EXERCISE INPUT:

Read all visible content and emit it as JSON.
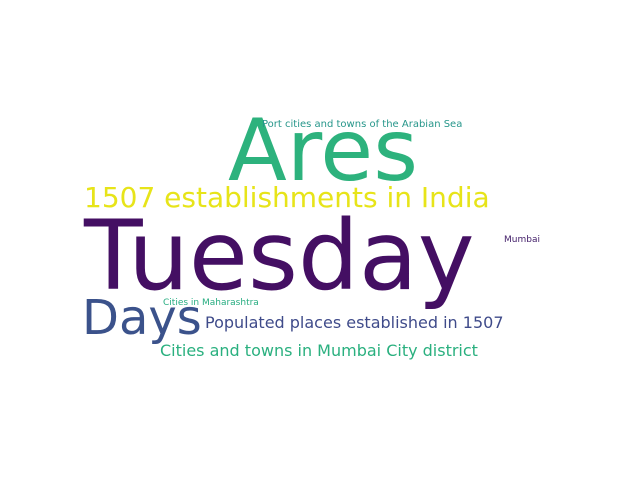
{
  "words": [
    {
      "key": "ares",
      "text": "Ares",
      "color": "#2db27d"
    },
    {
      "key": "port",
      "text": "Port cities and towns of the Arabian Sea",
      "color": "#26968a"
    },
    {
      "key": "1507",
      "text": "1507 establishments in India",
      "color": "#e7e419"
    },
    {
      "key": "tuesday",
      "text": "Tuesday",
      "color": "#440f63"
    },
    {
      "key": "mumbai",
      "text": "Mumbai",
      "color": "#45216b"
    },
    {
      "key": "cities_mh",
      "text": "Cities in Maharashtra",
      "color": "#27ad81"
    },
    {
      "key": "days",
      "text": "Days",
      "color": "#3b528b"
    },
    {
      "key": "populated",
      "text": "Populated places established in 1507",
      "color": "#3f4b8a"
    },
    {
      "key": "cities_mc",
      "text": "Cities and towns in Mumbai City district",
      "color": "#2ab07f"
    }
  ]
}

STATED PROBLEM: Leave the pictures out and print the records above exactly as they stand.

TASK RESULT:
Read all visible content and emit it as JSON.
{
  "words": [
    {
      "key": "ares",
      "text": "Ares",
      "color": "#2db27d"
    },
    {
      "key": "port",
      "text": "Port cities and towns of the Arabian Sea",
      "color": "#26968a"
    },
    {
      "key": "1507",
      "text": "1507 establishments in India",
      "color": "#e7e419"
    },
    {
      "key": "tuesday",
      "text": "Tuesday",
      "color": "#440f63"
    },
    {
      "key": "mumbai",
      "text": "Mumbai",
      "color": "#45216b"
    },
    {
      "key": "cities_mh",
      "text": "Cities in Maharashtra",
      "color": "#27ad81"
    },
    {
      "key": "days",
      "text": "Days",
      "color": "#3b528b"
    },
    {
      "key": "populated",
      "text": "Populated places established in 1507",
      "color": "#3f4b8a"
    },
    {
      "key": "cities_mc",
      "text": "Cities and towns in Mumbai City district",
      "color": "#2ab07f"
    }
  ]
}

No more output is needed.